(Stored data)
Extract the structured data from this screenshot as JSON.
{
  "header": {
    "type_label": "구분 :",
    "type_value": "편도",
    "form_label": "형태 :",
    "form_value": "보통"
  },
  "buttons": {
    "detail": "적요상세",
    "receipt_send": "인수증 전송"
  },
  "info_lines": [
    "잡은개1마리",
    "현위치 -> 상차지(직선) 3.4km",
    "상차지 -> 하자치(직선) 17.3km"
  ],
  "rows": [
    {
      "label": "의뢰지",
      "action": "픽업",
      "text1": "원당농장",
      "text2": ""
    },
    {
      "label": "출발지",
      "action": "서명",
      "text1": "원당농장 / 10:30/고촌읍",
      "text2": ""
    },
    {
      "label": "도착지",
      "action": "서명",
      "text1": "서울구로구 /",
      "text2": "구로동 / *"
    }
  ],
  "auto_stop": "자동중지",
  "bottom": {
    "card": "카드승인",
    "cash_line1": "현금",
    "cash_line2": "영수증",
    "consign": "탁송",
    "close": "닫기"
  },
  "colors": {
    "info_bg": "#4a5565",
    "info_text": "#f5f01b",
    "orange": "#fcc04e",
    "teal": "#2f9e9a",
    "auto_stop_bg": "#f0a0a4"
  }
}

_Exercise directions_
Go through the listing and print each line exactly as it appears.

_Problem solution_
Extract the structured data from this screenshot as JSON.
{
  "header": {
    "type_label": "구분 :",
    "type_value": "편도",
    "form_label": "형태 :",
    "form_value": "보통"
  },
  "buttons": {
    "detail": "적요상세",
    "receipt_send": "인수증 전송"
  },
  "info_lines": [
    "잡은개1마리",
    "현위치 -> 상차지(직선) 3.4km",
    "상차지 -> 하자치(직선) 17.3km"
  ],
  "rows": [
    {
      "label": "의뢰지",
      "action": "픽업",
      "text1": "원당농장",
      "text2": ""
    },
    {
      "label": "출발지",
      "action": "서명",
      "text1": "원당농장 / 10:30/고촌읍",
      "text2": ""
    },
    {
      "label": "도착지",
      "action": "서명",
      "text1": "서울구로구 /",
      "text2": "구로동 / *"
    }
  ],
  "auto_stop": "자동중지",
  "bottom": {
    "card": "카드승인",
    "cash_line1": "현금",
    "cash_line2": "영수증",
    "consign": "탁송",
    "close": "닫기"
  },
  "colors": {
    "info_bg": "#4a5565",
    "info_text": "#f5f01b",
    "orange": "#fcc04e",
    "teal": "#2f9e9a",
    "auto_stop_bg": "#f0a0a4"
  }
}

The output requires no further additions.